▶ **Stated task**
Locate the string "price" throughout the material and copy every line in which it occurs.

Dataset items

:::::

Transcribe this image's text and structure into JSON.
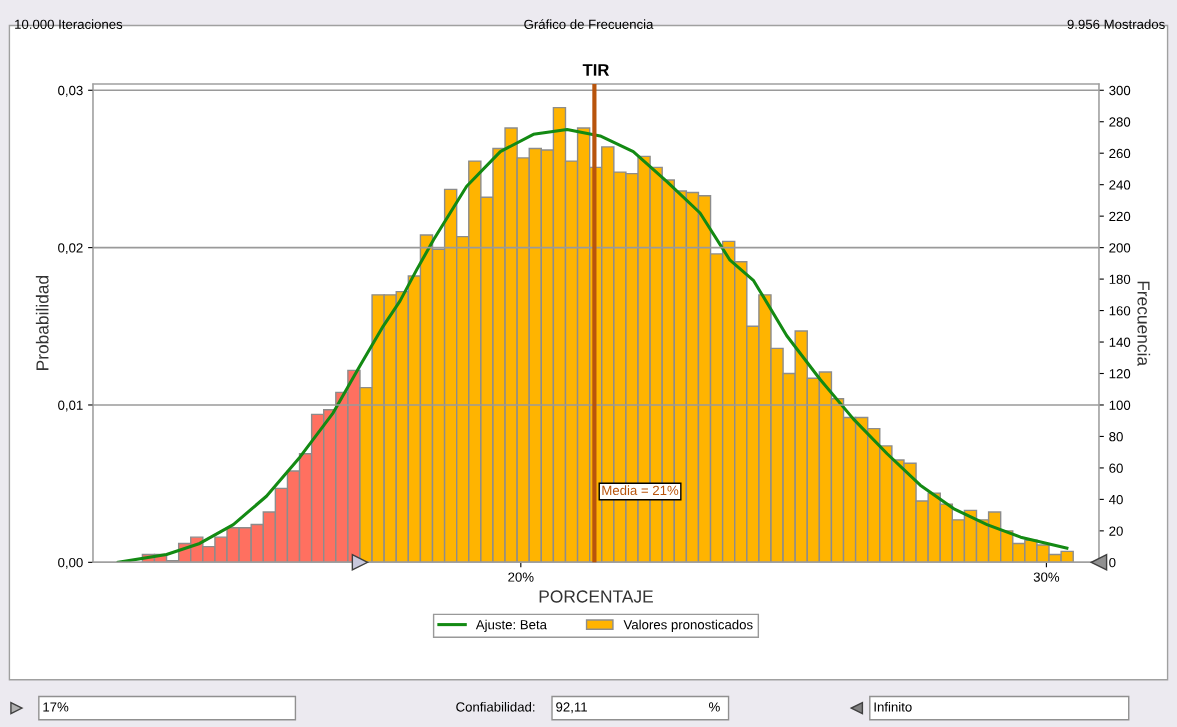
{
  "chart_data": {
    "type": "histogram",
    "title": "TIR",
    "xlabel": "PORCENTAJE",
    "ylabel": "Probabilidad",
    "y2label": "Frecuencia",
    "annotations": [
      "10.000 Iteraciones",
      "Gráfico de Frecuencia",
      "9.956 Mostrados",
      "17%",
      "Confiabilidad:",
      "92,11",
      "%",
      "Infinito"
    ],
    "bins": [
      12.8,
      13.03,
      13.26,
      13.49,
      13.72,
      13.95,
      14.18,
      14.41,
      14.64,
      14.87,
      15.1,
      15.33,
      15.56,
      15.79,
      16.02,
      16.25,
      16.48,
      16.71,
      16.94,
      17.17,
      17.4,
      17.63,
      17.86,
      18.09,
      18.32,
      18.55,
      18.78,
      19.01,
      19.24,
      19.47,
      19.7,
      19.93,
      20.16,
      20.39,
      20.62,
      20.85,
      21.08,
      21.31,
      21.54,
      21.77,
      22.0,
      22.23,
      22.46,
      22.69,
      22.92,
      23.15,
      23.38,
      23.61,
      23.84,
      24.07,
      24.3,
      24.53,
      24.76,
      24.99,
      25.22,
      25.45,
      25.68,
      25.91,
      26.14,
      26.37,
      26.6,
      26.83,
      27.06,
      27.29,
      27.52,
      27.75,
      27.98,
      28.21,
      28.44,
      28.67,
      28.9,
      29.13,
      29.36,
      29.59,
      29.82,
      30.05,
      30.28,
      30.51
    ],
    "series": [
      {
        "name": "Valores pronosticados",
        "axis": "y2",
        "color": "#ffb400",
        "colors": [
          "#ff7060",
          "#ff7060",
          "#ff7060",
          "#ff7060",
          "#ff7060",
          "#ff7060",
          "#ff7060",
          "#ff7060",
          "#ff7060",
          "#ff7060",
          "#ff7060",
          "#ff7060",
          "#ff7060",
          "#ff7060",
          "#ff7060",
          "#ff7060",
          "#ff7060",
          "#ff7060",
          "#ffb400",
          "#ffb400",
          "#ffb400",
          "#ffb400",
          "#ffb400",
          "#ffb400",
          "#ffb400",
          "#ffb400",
          "#ffb400",
          "#ffb400",
          "#ffb400",
          "#ffb400",
          "#ffb400",
          "#ffb400",
          "#ffb400",
          "#ffb400",
          "#ffb400",
          "#ffb400",
          "#ffb400",
          "#ffb400",
          "#ffb400",
          "#ffb400",
          "#ffb400",
          "#ffb400",
          "#ffb400",
          "#ffb400",
          "#ffb400",
          "#ffb400",
          "#ffb400",
          "#ffb400",
          "#ffb400",
          "#ffb400",
          "#ffb400",
          "#ffb400",
          "#ffb400",
          "#ffb400",
          "#ffb400",
          "#ffb400",
          "#ffb400",
          "#ffb400",
          "#ffb400",
          "#ffb400",
          "#ffb400",
          "#ffb400",
          "#ffb400",
          "#ffb400",
          "#ffb400",
          "#ffb400",
          "#ffb400",
          "#ffb400",
          "#ffb400",
          "#ffb400",
          "#ffb400",
          "#ffb400",
          "#ffb400",
          "#ffb400",
          "#ffb400",
          "#ffb400",
          "#ffb400"
        ],
        "values": [
          5,
          5,
          1,
          12,
          16,
          10,
          16,
          22,
          22,
          24,
          32,
          47,
          58,
          69,
          94,
          97,
          108,
          122,
          111,
          170,
          170,
          172,
          182,
          208,
          199,
          237,
          207,
          255,
          232,
          263,
          276,
          257,
          263,
          262,
          289,
          255,
          276,
          251,
          264,
          248,
          247,
          258,
          251,
          243,
          236,
          235,
          233,
          196,
          204,
          191,
          150,
          170,
          136,
          120,
          147,
          117,
          121,
          104,
          92,
          92,
          85,
          74,
          65,
          63,
          39,
          44,
          37,
          27,
          33,
          27,
          32,
          20,
          12,
          14,
          11,
          5,
          7
        ]
      },
      {
        "type": "line",
        "name": "Ajuste: Beta",
        "axis": "y2",
        "color": "#138a13",
        "x": [
          12.34,
          13.26,
          13.89,
          14.53,
          15.16,
          15.8,
          16.43,
          16.94,
          17.38,
          17.7,
          18.02,
          18.34,
          18.97,
          19.61,
          20.24,
          20.88,
          21.51,
          22.14,
          22.78,
          23.41,
          23.98,
          24.43,
          25.06,
          25.7,
          26.33,
          26.97,
          27.6,
          28.24,
          28.87,
          29.51,
          30.39
        ],
        "values": [
          0,
          5,
          12,
          24,
          42,
          67,
          95,
          125,
          150,
          166,
          186,
          205,
          239,
          261,
          272,
          275,
          271,
          261,
          242,
          222,
          192,
          179,
          144,
          116,
          91,
          69,
          49,
          34,
          24,
          16,
          9
        ]
      }
    ],
    "ref_lines": [
      {
        "axis": "x",
        "value": 21.4,
        "label": "Media = 21%",
        "color": "#b8540c"
      }
    ],
    "xlim": [
      11.86,
      31.0
    ],
    "xticks": [
      {
        "value": 20,
        "label": "20%"
      },
      {
        "value": 30,
        "label": "30%"
      }
    ],
    "ylim": [
      0,
      0.0304
    ],
    "yticks": [
      {
        "value": 0,
        "label": "0,00"
      },
      {
        "value": 0.01,
        "label": "0,01"
      },
      {
        "value": 0.02,
        "label": "0,02"
      },
      {
        "value": 0.03,
        "label": "0,03"
      }
    ],
    "y2lim": [
      0,
      304
    ],
    "y2ticks": [
      0,
      20,
      40,
      60,
      80,
      100,
      120,
      140,
      160,
      180,
      200,
      220,
      240,
      260,
      280,
      300
    ],
    "grid": "y",
    "legend": "bottom"
  }
}
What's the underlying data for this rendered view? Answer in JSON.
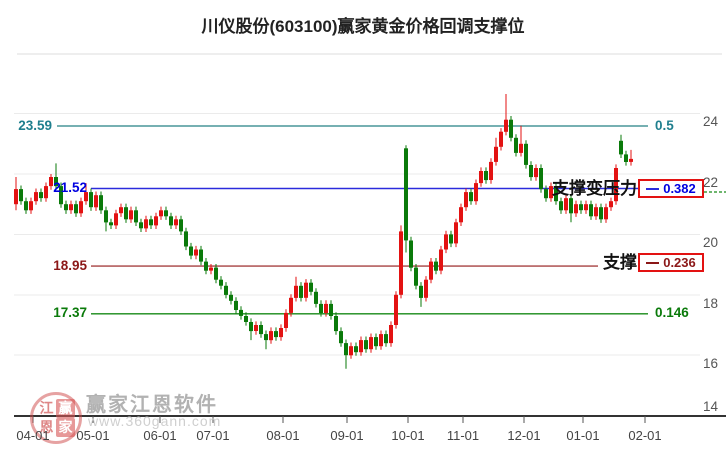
{
  "title": "川仪股份(603100)赢家黄金价格回调支撑位",
  "watermark": {
    "brand": "赢家江恩软件",
    "url": "www.360gann.com",
    "logo_chars": [
      "江",
      "赢",
      "恩",
      "家"
    ]
  },
  "levels": [
    {
      "price": "23.59",
      "ratio": "0.5",
      "annotation": "",
      "text_color": "#1f7f8e",
      "line_color": "#76b0b2",
      "boxed": false
    },
    {
      "price": "21.52",
      "ratio": "0.382",
      "annotation": "支撑变压力",
      "text_color": "#0000e0",
      "line_color": "#2b2bdc",
      "boxed": true
    },
    {
      "price": "18.95",
      "ratio": "0.236",
      "annotation": "支撑",
      "text_color": "#8b1717",
      "line_color": "#a64040",
      "boxed": true
    },
    {
      "price": "17.37",
      "ratio": "0.146",
      "annotation": "",
      "text_color": "#0a7a0a",
      "line_color": "#178a17",
      "boxed": false
    }
  ],
  "y_axis": {
    "labels": [
      "24",
      "22",
      "20",
      "18",
      "16",
      "14"
    ]
  },
  "x_axis": {
    "labels": [
      "04-01",
      "05-01",
      "06-01",
      "07-01",
      "08-01",
      "09-01",
      "10-01",
      "11-01",
      "12-01",
      "01-01",
      "02-01"
    ]
  },
  "colors": {
    "up": "#e31212",
    "down": "#0a7a0a",
    "grid": "#ebebeb",
    "top_border": "#dedede",
    "axis": "#333333",
    "box_border": "#e31212"
  },
  "chart_data": {
    "type": "candlestick",
    "title": "川仪股份(603100)赢家黄金价格回调支撑位",
    "ylabel": "price",
    "ylim": [
      14,
      24.3
    ],
    "grid": true,
    "y_gridlines": [
      24,
      22,
      20,
      18,
      16
    ],
    "fib_levels": [
      {
        "ratio": 0.5,
        "price": 23.59
      },
      {
        "ratio": 0.382,
        "price": 21.52
      },
      {
        "ratio": 0.236,
        "price": 18.95
      },
      {
        "ratio": 0.146,
        "price": 17.37
      }
    ],
    "x_tick_labels": [
      "04-01",
      "05-01",
      "06-01",
      "07-01",
      "08-01",
      "09-01",
      "10-01",
      "11-01",
      "12-01",
      "01-01",
      "02-01"
    ],
    "up_color_convention": "red-up-green-down",
    "candles_ohlc": [
      [
        21.0,
        21.9,
        20.8,
        21.5
      ],
      [
        21.5,
        21.62,
        20.98,
        21.1
      ],
      [
        21.1,
        21.22,
        20.68,
        20.8
      ],
      [
        20.8,
        21.22,
        20.68,
        21.1
      ],
      [
        21.1,
        21.52,
        20.98,
        21.4
      ],
      [
        21.4,
        21.52,
        21.08,
        21.2
      ],
      [
        21.2,
        21.72,
        21.08,
        21.6
      ],
      [
        21.6,
        22.0,
        21.48,
        21.9
      ],
      [
        21.9,
        22.35,
        21.48,
        21.6
      ],
      [
        21.6,
        21.72,
        20.88,
        21.0
      ],
      [
        21.0,
        21.12,
        20.68,
        20.8
      ],
      [
        20.8,
        21.12,
        20.68,
        21.0
      ],
      [
        21.0,
        21.12,
        20.58,
        20.7
      ],
      [
        20.7,
        21.22,
        20.58,
        21.1
      ],
      [
        21.1,
        21.7,
        20.98,
        21.4
      ],
      [
        21.4,
        21.52,
        20.78,
        20.9
      ],
      [
        20.9,
        21.42,
        20.78,
        21.3
      ],
      [
        21.3,
        21.42,
        20.68,
        20.8
      ],
      [
        20.8,
        20.92,
        20.1,
        20.4
      ],
      [
        20.4,
        20.52,
        20.18,
        20.3
      ],
      [
        20.3,
        20.82,
        20.18,
        20.7
      ],
      [
        20.7,
        21.02,
        20.58,
        20.9
      ],
      [
        20.9,
        21.02,
        20.38,
        20.5
      ],
      [
        20.5,
        20.92,
        20.38,
        20.8
      ],
      [
        20.8,
        20.92,
        20.28,
        20.4
      ],
      [
        20.4,
        20.52,
        20.08,
        20.2
      ],
      [
        20.2,
        20.62,
        20.08,
        20.5
      ],
      [
        20.5,
        20.62,
        20.18,
        20.3
      ],
      [
        20.3,
        20.72,
        20.18,
        20.6
      ],
      [
        20.6,
        20.92,
        20.48,
        20.8
      ],
      [
        20.8,
        20.92,
        20.48,
        20.6
      ],
      [
        20.6,
        20.72,
        20.18,
        20.3
      ],
      [
        20.3,
        20.62,
        20.18,
        20.5
      ],
      [
        20.5,
        20.62,
        19.98,
        20.1
      ],
      [
        20.1,
        20.22,
        19.48,
        19.6
      ],
      [
        19.6,
        19.72,
        19.18,
        19.3
      ],
      [
        19.3,
        19.62,
        19.18,
        19.5
      ],
      [
        19.5,
        19.62,
        18.98,
        19.1
      ],
      [
        19.1,
        19.22,
        18.68,
        18.8
      ],
      [
        18.8,
        19.02,
        18.68,
        18.9
      ],
      [
        18.9,
        19.02,
        18.38,
        18.5
      ],
      [
        18.5,
        18.62,
        18.18,
        18.3
      ],
      [
        18.3,
        18.42,
        17.88,
        18.0
      ],
      [
        18.0,
        18.12,
        17.68,
        17.8
      ],
      [
        17.8,
        17.92,
        17.38,
        17.5
      ],
      [
        17.5,
        17.62,
        17.18,
        17.3
      ],
      [
        17.3,
        17.42,
        16.98,
        17.1
      ],
      [
        17.1,
        17.22,
        16.5,
        16.8
      ],
      [
        16.8,
        17.12,
        16.68,
        17.0
      ],
      [
        17.0,
        17.12,
        16.58,
        16.7
      ],
      [
        16.7,
        16.82,
        16.2,
        16.5
      ],
      [
        16.5,
        16.92,
        16.38,
        16.8
      ],
      [
        16.8,
        16.92,
        16.48,
        16.6
      ],
      [
        16.6,
        17.02,
        16.48,
        16.9
      ],
      [
        16.9,
        17.52,
        16.78,
        17.4
      ],
      [
        17.4,
        18.02,
        17.28,
        17.9
      ],
      [
        17.9,
        18.6,
        17.78,
        18.3
      ],
      [
        18.3,
        18.42,
        17.78,
        17.9
      ],
      [
        17.9,
        18.52,
        17.78,
        18.4
      ],
      [
        18.4,
        18.52,
        17.98,
        18.1
      ],
      [
        18.1,
        18.22,
        17.58,
        17.7
      ],
      [
        17.7,
        17.82,
        17.28,
        17.4
      ],
      [
        17.4,
        17.82,
        17.28,
        17.7
      ],
      [
        17.7,
        17.82,
        17.18,
        17.3
      ],
      [
        17.3,
        17.42,
        16.68,
        16.8
      ],
      [
        16.8,
        16.92,
        16.28,
        16.4
      ],
      [
        16.4,
        16.52,
        15.55,
        16.0
      ],
      [
        16.0,
        16.42,
        15.88,
        16.3
      ],
      [
        16.3,
        16.42,
        15.98,
        16.1
      ],
      [
        16.1,
        16.62,
        15.98,
        16.5
      ],
      [
        16.5,
        16.62,
        16.08,
        16.2
      ],
      [
        16.2,
        16.72,
        16.08,
        16.6
      ],
      [
        16.6,
        16.72,
        16.18,
        16.3
      ],
      [
        16.3,
        16.82,
        16.18,
        16.7
      ],
      [
        16.7,
        16.82,
        16.28,
        16.4
      ],
      [
        16.4,
        17.12,
        16.28,
        17.0
      ],
      [
        17.0,
        18.12,
        16.88,
        18.0
      ],
      [
        18.0,
        20.3,
        17.88,
        20.1
      ],
      [
        22.85,
        22.95,
        19.4,
        19.8
      ],
      [
        19.8,
        19.92,
        18.78,
        18.9
      ],
      [
        18.9,
        19.02,
        18.18,
        18.3
      ],
      [
        18.3,
        18.42,
        17.6,
        17.9
      ],
      [
        17.9,
        18.62,
        17.78,
        18.5
      ],
      [
        18.5,
        19.22,
        18.38,
        19.1
      ],
      [
        19.1,
        19.22,
        18.68,
        18.8
      ],
      [
        18.8,
        19.62,
        18.68,
        19.5
      ],
      [
        19.5,
        20.12,
        19.38,
        20.0
      ],
      [
        20.0,
        20.12,
        19.58,
        19.7
      ],
      [
        19.7,
        20.52,
        19.58,
        20.4
      ],
      [
        20.4,
        21.02,
        20.28,
        20.9
      ],
      [
        20.9,
        21.52,
        20.78,
        21.4
      ],
      [
        21.4,
        21.52,
        20.98,
        21.1
      ],
      [
        21.1,
        21.82,
        20.98,
        21.7
      ],
      [
        21.7,
        22.22,
        21.58,
        22.1
      ],
      [
        22.1,
        22.22,
        21.68,
        21.8
      ],
      [
        21.8,
        22.52,
        21.68,
        22.4
      ],
      [
        22.4,
        23.2,
        22.28,
        22.9
      ],
      [
        22.9,
        23.52,
        22.78,
        23.4
      ],
      [
        23.4,
        24.65,
        23.28,
        23.8
      ],
      [
        23.8,
        23.92,
        23.08,
        23.2
      ],
      [
        23.2,
        23.32,
        22.58,
        22.7
      ],
      [
        22.7,
        23.6,
        22.58,
        23.0
      ],
      [
        23.0,
        23.12,
        22.18,
        22.3
      ],
      [
        22.3,
        22.42,
        21.78,
        21.9
      ],
      [
        21.9,
        22.32,
        21.78,
        22.2
      ],
      [
        22.2,
        22.32,
        21.38,
        21.5
      ],
      [
        21.5,
        21.62,
        21.08,
        21.2
      ],
      [
        21.2,
        21.72,
        21.08,
        21.6
      ],
      [
        21.6,
        21.72,
        20.98,
        21.1
      ],
      [
        21.1,
        21.22,
        20.68,
        20.8
      ],
      [
        20.8,
        21.32,
        20.68,
        21.2
      ],
      [
        21.2,
        21.32,
        20.4,
        20.7
      ],
      [
        20.7,
        21.12,
        20.58,
        21.0
      ],
      [
        21.0,
        21.12,
        20.68,
        20.8
      ],
      [
        20.8,
        21.12,
        20.68,
        21.0
      ],
      [
        21.0,
        21.12,
        20.48,
        20.6
      ],
      [
        20.6,
        21.02,
        20.48,
        20.9
      ],
      [
        20.9,
        21.02,
        20.38,
        20.5
      ],
      [
        20.5,
        21.02,
        20.38,
        20.9
      ],
      [
        20.9,
        21.22,
        20.78,
        21.1
      ],
      [
        21.1,
        22.32,
        20.98,
        22.2
      ],
      [
        23.1,
        23.3,
        22.53,
        22.65
      ],
      [
        22.65,
        22.77,
        22.28,
        22.4
      ],
      [
        22.4,
        22.8,
        22.28,
        22.5
      ]
    ]
  }
}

:::::

▶ **Written solution**
      "price": "23.59",
      "price": "21.52",
      "price": "18.95",
      "price": "17.37",
    "ylabel": "price",
        "price": 23.59
        "price": 21.52
        "price": 18.95
        "price": 17.37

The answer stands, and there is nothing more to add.